* start Materials provided *

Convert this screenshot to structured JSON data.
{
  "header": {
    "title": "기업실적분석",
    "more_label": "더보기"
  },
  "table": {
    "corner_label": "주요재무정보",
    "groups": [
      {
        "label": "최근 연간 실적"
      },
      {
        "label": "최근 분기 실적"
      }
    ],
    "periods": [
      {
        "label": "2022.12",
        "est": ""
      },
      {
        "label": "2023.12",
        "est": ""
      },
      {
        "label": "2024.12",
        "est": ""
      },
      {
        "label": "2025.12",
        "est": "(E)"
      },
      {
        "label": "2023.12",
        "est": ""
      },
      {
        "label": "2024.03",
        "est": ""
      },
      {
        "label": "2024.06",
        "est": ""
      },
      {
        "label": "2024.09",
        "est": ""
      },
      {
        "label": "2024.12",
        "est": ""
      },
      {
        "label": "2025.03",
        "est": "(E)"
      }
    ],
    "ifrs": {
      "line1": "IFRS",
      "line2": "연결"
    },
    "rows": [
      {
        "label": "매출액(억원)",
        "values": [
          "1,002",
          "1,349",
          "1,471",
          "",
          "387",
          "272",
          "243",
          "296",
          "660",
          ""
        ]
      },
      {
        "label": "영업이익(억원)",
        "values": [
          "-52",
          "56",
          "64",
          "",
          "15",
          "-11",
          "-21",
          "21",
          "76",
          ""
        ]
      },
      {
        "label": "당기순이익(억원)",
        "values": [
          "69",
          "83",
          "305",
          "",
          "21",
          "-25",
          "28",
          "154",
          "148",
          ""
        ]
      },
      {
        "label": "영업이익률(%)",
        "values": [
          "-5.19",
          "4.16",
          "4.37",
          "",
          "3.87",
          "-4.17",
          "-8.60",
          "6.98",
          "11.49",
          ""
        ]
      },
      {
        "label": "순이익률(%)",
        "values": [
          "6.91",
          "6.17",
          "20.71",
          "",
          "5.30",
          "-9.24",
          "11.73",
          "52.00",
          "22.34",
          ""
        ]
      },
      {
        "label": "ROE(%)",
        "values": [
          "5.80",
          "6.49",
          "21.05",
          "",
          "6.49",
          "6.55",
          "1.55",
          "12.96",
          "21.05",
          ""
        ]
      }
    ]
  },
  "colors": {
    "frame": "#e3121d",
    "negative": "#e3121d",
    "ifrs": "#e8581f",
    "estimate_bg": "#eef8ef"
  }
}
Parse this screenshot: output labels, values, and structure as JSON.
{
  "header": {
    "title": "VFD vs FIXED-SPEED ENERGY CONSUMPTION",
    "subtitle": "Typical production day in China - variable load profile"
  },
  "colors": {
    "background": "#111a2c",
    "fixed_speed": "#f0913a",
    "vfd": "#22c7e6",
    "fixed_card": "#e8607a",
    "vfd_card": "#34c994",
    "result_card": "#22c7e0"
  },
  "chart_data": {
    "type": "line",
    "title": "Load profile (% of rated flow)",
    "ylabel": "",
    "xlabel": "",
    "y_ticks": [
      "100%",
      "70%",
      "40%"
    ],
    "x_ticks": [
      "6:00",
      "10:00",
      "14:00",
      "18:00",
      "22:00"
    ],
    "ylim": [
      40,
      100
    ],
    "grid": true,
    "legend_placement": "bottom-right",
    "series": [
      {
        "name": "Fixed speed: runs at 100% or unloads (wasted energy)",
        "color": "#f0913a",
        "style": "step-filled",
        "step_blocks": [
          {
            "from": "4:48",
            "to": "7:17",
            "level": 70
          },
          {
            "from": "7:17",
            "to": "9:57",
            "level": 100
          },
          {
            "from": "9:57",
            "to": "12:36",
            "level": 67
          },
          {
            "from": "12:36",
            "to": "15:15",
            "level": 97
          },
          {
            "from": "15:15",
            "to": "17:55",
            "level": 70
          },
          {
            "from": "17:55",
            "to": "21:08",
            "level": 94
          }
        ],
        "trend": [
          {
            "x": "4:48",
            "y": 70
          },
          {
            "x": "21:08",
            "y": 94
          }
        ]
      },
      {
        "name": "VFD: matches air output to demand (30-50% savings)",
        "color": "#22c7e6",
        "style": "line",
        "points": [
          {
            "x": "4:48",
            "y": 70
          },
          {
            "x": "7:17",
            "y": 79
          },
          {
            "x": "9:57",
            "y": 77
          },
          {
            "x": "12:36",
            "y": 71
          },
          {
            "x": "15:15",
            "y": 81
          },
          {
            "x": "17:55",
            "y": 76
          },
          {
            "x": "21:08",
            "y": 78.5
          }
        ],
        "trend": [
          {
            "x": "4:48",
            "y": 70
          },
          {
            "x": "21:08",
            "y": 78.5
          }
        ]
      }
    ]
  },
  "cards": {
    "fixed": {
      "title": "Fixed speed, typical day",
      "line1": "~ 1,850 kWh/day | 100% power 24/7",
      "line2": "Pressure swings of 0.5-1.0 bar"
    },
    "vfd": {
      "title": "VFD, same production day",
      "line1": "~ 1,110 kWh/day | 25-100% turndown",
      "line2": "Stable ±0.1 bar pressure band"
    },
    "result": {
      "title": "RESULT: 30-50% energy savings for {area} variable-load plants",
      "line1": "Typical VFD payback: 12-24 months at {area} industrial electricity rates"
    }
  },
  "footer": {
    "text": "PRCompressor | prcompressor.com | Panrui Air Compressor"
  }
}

* end Materials provided *

Work instructions
Copy out the material above in its entirety. Every detail must match.

Solution to this exercise
Convert this screenshot to structured JSON data.
{
  "header": {
    "title": "기업실적분석",
    "more_label": "더보기"
  },
  "table": {
    "corner_label": "주요재무정보",
    "groups": [
      {
        "label": "최근 연간 실적"
      },
      {
        "label": "최근 분기 실적"
      }
    ],
    "periods": [
      {
        "label": "2022.12",
        "est": ""
      },
      {
        "label": "2023.12",
        "est": ""
      },
      {
        "label": "2024.12",
        "est": ""
      },
      {
        "label": "2025.12",
        "est": "(E)"
      },
      {
        "label": "2023.12",
        "est": ""
      },
      {
        "label": "2024.03",
        "est": ""
      },
      {
        "label": "2024.06",
        "est": ""
      },
      {
        "label": "2024.09",
        "est": ""
      },
      {
        "label": "2024.12",
        "est": ""
      },
      {
        "label": "2025.03",
        "est": "(E)"
      }
    ],
    "ifrs": {
      "line1": "IFRS",
      "line2": "연결"
    },
    "rows": [
      {
        "label": "매출액(억원)",
        "values": [
          "1,002",
          "1,349",
          "1,471",
          "",
          "387",
          "272",
          "243",
          "296",
          "660",
          ""
        ]
      },
      {
        "label": "영업이익(억원)",
        "values": [
          "-52",
          "56",
          "64",
          "",
          "15",
          "-11",
          "-21",
          "21",
          "76",
          ""
        ]
      },
      {
        "label": "당기순이익(억원)",
        "values": [
          "69",
          "83",
          "305",
          "",
          "21",
          "-25",
          "28",
          "154",
          "148",
          ""
        ]
      },
      {
        "label": "영업이익률(%)",
        "values": [
          "-5.19",
          "4.16",
          "4.37",
          "",
          "3.87",
          "-4.17",
          "-8.60",
          "6.98",
          "11.49",
          ""
        ]
      },
      {
        "label": "순이익률(%)",
        "values": [
          "6.91",
          "6.17",
          "20.71",
          "",
          "5.30",
          "-9.24",
          "11.73",
          "52.00",
          "22.34",
          ""
        ]
      },
      {
        "label": "ROE(%)",
        "values": [
          "5.80",
          "6.49",
          "21.05",
          "",
          "6.49",
          "6.55",
          "1.55",
          "12.96",
          "21.05",
          ""
        ]
      }
    ]
  },
  "colors": {
    "frame": "#e3121d",
    "negative": "#e3121d",
    "ifrs": "#e8581f",
    "estimate_bg": "#eef8ef"
  }
}
Parse this screenshot: output labels, values, and structure as JSON.
{
  "header": {
    "title": "VFD vs FIXED-SPEED ENERGY CONSUMPTION",
    "subtitle": "Typical production day in China - variable load profile"
  },
  "colors": {
    "background": "#111a2c",
    "fixed_speed": "#f0913a",
    "vfd": "#22c7e6",
    "fixed_card": "#e8607a",
    "vfd_card": "#34c994",
    "result_card": "#22c7e0"
  },
  "chart_data": {
    "type": "line",
    "title": "Load profile (% of rated flow)",
    "ylabel": "",
    "xlabel": "",
    "y_ticks": [
      "100%",
      "70%",
      "40%"
    ],
    "x_ticks": [
      "6:00",
      "10:00",
      "14:00",
      "18:00",
      "22:00"
    ],
    "ylim": [
      40,
      100
    ],
    "grid": true,
    "legend_placement": "bottom-right",
    "series": [
      {
        "name": "Fixed speed: runs at 100% or unloads (wasted energy)",
        "color": "#f0913a",
        "style": "step-filled",
        "step_blocks": [
          {
            "from": "4:48",
            "to": "7:17",
            "level": 70
          },
          {
            "from": "7:17",
            "to": "9:57",
            "level": 100
          },
          {
            "from": "9:57",
            "to": "12:36",
            "level": 67
          },
          {
            "from": "12:36",
            "to": "15:15",
            "level": 97
          },
          {
            "from": "15:15",
            "to": "17:55",
            "level": 70
          },
          {
            "from": "17:55",
            "to": "21:08",
            "level": 94
          }
        ],
        "trend": [
          {
            "x": "4:48",
            "y": 70
          },
          {
            "x": "21:08",
            "y": 94
          }
        ]
      },
      {
        "name": "VFD: matches air output to demand (30-50% savings)",
        "color": "#22c7e6",
        "style": "line",
        "points": [
          {
            "x": "4:48",
            "y": 70
          },
          {
            "x": "7:17",
            "y": 79
          },
          {
            "x": "9:57",
            "y": 77
          },
          {
            "x": "12:36",
            "y": 71
          },
          {
            "x": "15:15",
            "y": 81
          },
          {
            "x": "17:55",
            "y": 76
          },
          {
            "x": "21:08",
            "y": 78.5
          }
        ],
        "trend": [
          {
            "x": "4:48",
            "y": 70
          },
          {
            "x": "21:08",
            "y": 78.5
          }
        ]
      }
    ]
  },
  "cards": {
    "fixed": {
      "title": "Fixed speed, typical day",
      "line1": "~ 1,850 kWh/day | 100% power 24/7",
      "line2": "Pressure swings of 0.5-1.0 bar"
    },
    "vfd": {
      "title": "VFD, same production day",
      "line1": "~ 1,110 kWh/day | 25-100% turndown",
      "line2": "Stable ±0.1 bar pressure band"
    },
    "result": {
      "title": "RESULT: 30-50% energy savings for {area} variable-load plants",
      "line1": "Typical VFD payback: 12-24 months at {area} industrial electricity rates"
    }
  },
  "footer": {
    "text": "PRCompressor | prcompressor.com | Panrui Air Compressor"
  }
}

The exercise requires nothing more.